(Collected data)
□ □ □ □ □

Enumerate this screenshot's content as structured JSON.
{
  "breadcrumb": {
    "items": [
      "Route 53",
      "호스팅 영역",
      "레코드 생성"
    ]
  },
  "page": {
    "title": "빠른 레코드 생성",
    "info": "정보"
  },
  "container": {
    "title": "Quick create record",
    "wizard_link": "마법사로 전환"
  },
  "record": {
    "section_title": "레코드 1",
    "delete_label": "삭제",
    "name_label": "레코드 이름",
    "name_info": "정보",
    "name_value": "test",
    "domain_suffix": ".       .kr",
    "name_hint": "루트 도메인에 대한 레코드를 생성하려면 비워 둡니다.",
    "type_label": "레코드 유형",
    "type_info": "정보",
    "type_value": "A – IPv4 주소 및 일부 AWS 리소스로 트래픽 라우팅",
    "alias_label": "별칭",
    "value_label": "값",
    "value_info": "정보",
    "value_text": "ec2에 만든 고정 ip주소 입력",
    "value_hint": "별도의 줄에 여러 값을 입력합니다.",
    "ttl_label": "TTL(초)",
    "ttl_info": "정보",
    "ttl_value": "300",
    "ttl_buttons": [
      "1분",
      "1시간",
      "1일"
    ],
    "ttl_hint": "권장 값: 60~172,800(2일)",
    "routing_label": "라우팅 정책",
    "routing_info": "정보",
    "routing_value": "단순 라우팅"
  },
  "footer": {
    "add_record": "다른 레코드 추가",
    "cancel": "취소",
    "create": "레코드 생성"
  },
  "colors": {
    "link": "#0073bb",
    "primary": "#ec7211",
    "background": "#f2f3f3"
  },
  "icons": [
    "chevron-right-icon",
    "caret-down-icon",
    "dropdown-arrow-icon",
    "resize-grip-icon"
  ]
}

□ □ □ □ □

■ WHAT YOU WILL DO: Quote the data above in full, changing nothing.

■ RESPONSE TO THIS EXERCISE:
Enumerate this screenshot's content as structured JSON.
{
  "breadcrumb": {
    "items": [
      "Route 53",
      "호스팅 영역",
      "레코드 생성"
    ]
  },
  "page": {
    "title": "빠른 레코드 생성",
    "info": "정보"
  },
  "container": {
    "title": "Quick create record",
    "wizard_link": "마법사로 전환"
  },
  "record": {
    "section_title": "레코드 1",
    "delete_label": "삭제",
    "name_label": "레코드 이름",
    "name_info": "정보",
    "name_value": "test",
    "domain_suffix": ".       .kr",
    "name_hint": "루트 도메인에 대한 레코드를 생성하려면 비워 둡니다.",
    "type_label": "레코드 유형",
    "type_info": "정보",
    "type_value": "A – IPv4 주소 및 일부 AWS 리소스로 트래픽 라우팅",
    "alias_label": "별칭",
    "value_label": "값",
    "value_info": "정보",
    "value_text": "ec2에 만든 고정 ip주소 입력",
    "value_hint": "별도의 줄에 여러 값을 입력합니다.",
    "ttl_label": "TTL(초)",
    "ttl_info": "정보",
    "ttl_value": "300",
    "ttl_buttons": [
      "1분",
      "1시간",
      "1일"
    ],
    "ttl_hint": "권장 값: 60~172,800(2일)",
    "routing_label": "라우팅 정책",
    "routing_info": "정보",
    "routing_value": "단순 라우팅"
  },
  "footer": {
    "add_record": "다른 레코드 추가",
    "cancel": "취소",
    "create": "레코드 생성"
  },
  "colors": {
    "link": "#0073bb",
    "primary": "#ec7211",
    "background": "#f2f3f3"
  },
  "icons": [
    "chevron-right-icon",
    "caret-down-icon",
    "dropdown-arrow-icon",
    "resize-grip-icon"
  ]
}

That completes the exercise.